TO BE DONE: Are you able to quote each entry exactly as written?

(Stored entries)
···
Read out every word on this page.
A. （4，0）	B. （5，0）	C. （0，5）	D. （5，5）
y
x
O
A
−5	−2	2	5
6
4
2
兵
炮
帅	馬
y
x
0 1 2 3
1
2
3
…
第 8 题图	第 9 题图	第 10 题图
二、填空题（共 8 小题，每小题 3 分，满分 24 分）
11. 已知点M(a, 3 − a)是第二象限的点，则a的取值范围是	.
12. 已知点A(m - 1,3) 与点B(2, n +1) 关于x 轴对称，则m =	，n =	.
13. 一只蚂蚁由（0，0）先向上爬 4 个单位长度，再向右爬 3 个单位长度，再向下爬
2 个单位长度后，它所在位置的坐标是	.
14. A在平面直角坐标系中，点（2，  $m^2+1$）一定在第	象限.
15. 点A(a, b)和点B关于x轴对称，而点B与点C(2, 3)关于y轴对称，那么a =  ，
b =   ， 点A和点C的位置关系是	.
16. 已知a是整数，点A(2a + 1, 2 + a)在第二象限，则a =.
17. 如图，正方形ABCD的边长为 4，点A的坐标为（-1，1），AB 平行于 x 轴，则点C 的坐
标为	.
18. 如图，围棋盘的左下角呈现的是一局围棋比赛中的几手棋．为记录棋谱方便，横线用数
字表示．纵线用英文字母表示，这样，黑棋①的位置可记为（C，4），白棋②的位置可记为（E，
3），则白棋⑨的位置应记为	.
···
ANSWER TO THE PROBLEM:
Read out every word on this page.
A. （4，0）	B. （5，0）	C. （0，5）	D. （5，5）
y
x
O
A
−5	−2	2	5
6
4
2
兵
炮
帅	馬
y
x
0 1 2 3
1
2
3
…
第 8 题图	第 9 题图	第 10 题图
二、填空题（共 8 小题，每小题 3 分，满分 24 分）
11. 已知点M(a, 3 − a)是第二象限的点，则a的取值范围是	.
12. 已知点A(m - 1,3) 与点B(2, n +1) 关于x 轴对称，则m =	，n =	.
13. 一只蚂蚁由（0，0）先向上爬 4 个单位长度，再向右爬 3 个单位长度，再向下爬
2 个单位长度后，它所在位置的坐标是	.
14. A在平面直角坐标系中，点（2，  $m^2+1$）一定在第	象限.
15. 点A(a, b)和点B关于x轴对称，而点B与点C(2, 3)关于y轴对称，那么a =  ，
b =   ， 点A和点C的位置关系是	.
16. 已知a是整数，点A(2a + 1, 2 + a)在第二象限，则a =.
17. 如图，正方形ABCD的边长为 4，点A的坐标为（-1，1），AB 平行于 x 轴，则点C 的坐
标为	.
18. 如图，围棋盘的左下角呈现的是一局围棋比赛中的几手棋．为记录棋谱方便，横线用数
字表示．纵线用英文字母表示，这样，黑棋①的位置可记为（C，4），白棋②的位置可记为（E，
3），则白棋⑨的位置应记为	.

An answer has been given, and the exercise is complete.